In 1986, he moved from the Post to the pioneering tabloid television show, A Current Affair, working in TV for a number of years until he returned to the paper as a columnist.
 
The character of the rabid Australian reporter Wayne Gale, played by Robert Downey Jr. in Oliver Stone’s controversial 1994 film Natural Born Killers, was clearly inspired by Dunleavy.
 
Oron Uri, son of the late Israeli journalist and New York Post Israel correspondent Uri Dan, remembers spending time with Dunleavy in Tel Aviv in 1996, when he came to cover the first election following the assassination of prime minister Yitzhak Rabin.
 
Dan was away, remembers his son, “so I got the assignment to show Steve around.”
 
On one memorable day, Dunleavy was scheduled to interview Ariel Sharon, then a member of Knesset.
 
“We were supposed to meet him in his office around five or six, on Ibn Gabirol Street,” Uri recalled. “There was a bar that was an ‘in’ place back then nearby. I remember sitting and drinking with Dunleavy there at four. He kept saying, ‘Let’s have another round.’
 
“I was a young guy, I used to drink sometimes, but I was really wasted. He was fine. When we went to meet Sharon, I was dizzy, but Steve did a great interview,” he said. “And then we went back to the bar, and he kept drinking… It was an amazing four days. I remember spending time drinking, eating, but mostly drinking.”

_JOB:_ Pick up the article about journalist Steve Dunleavy right after its last sentence and keep writing it.

_DATA LINES:_
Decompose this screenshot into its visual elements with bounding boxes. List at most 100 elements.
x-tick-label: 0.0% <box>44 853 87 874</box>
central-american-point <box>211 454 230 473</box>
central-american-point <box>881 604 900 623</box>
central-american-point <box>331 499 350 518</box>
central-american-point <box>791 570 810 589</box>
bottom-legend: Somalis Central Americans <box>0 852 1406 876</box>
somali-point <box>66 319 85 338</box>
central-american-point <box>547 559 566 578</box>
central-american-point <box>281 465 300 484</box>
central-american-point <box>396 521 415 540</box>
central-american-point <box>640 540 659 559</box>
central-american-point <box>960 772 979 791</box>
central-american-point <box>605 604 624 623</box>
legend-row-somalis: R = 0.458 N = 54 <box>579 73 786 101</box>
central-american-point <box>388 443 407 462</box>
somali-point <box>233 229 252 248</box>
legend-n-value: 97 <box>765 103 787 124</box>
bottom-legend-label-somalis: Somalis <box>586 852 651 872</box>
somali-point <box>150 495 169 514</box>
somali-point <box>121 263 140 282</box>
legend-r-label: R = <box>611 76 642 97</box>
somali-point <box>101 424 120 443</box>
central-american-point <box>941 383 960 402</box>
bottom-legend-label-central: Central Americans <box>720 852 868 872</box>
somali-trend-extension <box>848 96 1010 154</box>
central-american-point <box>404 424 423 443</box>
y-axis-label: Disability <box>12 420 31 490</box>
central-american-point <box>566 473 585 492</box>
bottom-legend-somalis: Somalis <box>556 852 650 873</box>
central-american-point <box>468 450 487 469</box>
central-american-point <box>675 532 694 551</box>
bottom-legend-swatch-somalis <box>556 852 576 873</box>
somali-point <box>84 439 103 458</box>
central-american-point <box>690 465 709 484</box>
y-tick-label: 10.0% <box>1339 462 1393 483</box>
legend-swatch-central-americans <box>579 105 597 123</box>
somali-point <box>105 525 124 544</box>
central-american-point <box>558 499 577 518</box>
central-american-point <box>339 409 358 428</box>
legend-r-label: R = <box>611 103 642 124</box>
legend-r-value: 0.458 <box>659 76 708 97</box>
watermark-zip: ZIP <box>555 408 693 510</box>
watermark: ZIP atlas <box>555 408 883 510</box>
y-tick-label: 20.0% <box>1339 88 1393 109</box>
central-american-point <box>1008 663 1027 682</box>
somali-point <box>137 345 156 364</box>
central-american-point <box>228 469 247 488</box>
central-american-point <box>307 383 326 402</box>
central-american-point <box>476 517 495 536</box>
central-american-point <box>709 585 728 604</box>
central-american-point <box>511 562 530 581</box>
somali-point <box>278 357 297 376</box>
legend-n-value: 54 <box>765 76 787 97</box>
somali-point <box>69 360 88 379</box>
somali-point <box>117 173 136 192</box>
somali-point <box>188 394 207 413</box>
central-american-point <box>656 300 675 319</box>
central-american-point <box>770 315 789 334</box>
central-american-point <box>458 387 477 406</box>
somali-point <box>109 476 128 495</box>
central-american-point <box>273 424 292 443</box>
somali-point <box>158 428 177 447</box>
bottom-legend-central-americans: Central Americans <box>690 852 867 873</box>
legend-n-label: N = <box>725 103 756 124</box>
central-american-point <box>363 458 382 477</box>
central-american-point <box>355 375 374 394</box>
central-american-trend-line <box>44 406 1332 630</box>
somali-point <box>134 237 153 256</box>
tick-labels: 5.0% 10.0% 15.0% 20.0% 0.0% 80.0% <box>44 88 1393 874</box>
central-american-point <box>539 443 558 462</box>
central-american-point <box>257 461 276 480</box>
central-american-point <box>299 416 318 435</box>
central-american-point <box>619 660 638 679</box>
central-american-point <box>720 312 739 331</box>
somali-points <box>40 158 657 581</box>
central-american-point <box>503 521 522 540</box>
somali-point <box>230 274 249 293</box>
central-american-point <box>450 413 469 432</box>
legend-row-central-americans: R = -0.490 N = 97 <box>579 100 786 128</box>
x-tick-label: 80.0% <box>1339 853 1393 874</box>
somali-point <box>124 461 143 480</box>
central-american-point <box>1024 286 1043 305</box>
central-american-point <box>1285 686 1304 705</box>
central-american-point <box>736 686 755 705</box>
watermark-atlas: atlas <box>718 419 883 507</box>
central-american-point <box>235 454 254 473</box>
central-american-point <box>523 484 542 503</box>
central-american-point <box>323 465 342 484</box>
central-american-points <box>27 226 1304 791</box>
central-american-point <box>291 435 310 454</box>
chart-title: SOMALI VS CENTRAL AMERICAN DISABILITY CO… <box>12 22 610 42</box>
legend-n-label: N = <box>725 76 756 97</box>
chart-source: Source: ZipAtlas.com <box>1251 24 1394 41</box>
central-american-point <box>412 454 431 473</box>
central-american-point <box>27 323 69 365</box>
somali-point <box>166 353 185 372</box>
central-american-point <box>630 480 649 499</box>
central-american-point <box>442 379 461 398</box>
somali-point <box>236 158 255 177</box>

_THE REPLY:_
 
Uri went on to say that the drinking “didn’t matter, he would send his columns to New York, he always did his work. And he was great at getting people to open up, to spill their guts to him. With his accent, Israelis didn’t always understand what he meant, but he would charm them. It was really fun, he had so many great stories and so much passion for the work, for writing and reporting.”
 
In 1988, when I left the Post – where I had worked for several years as a reporter – to move to Israel, Dunleavy was encouraging. “I envy you,” he said. “There’s no place like it in the world.”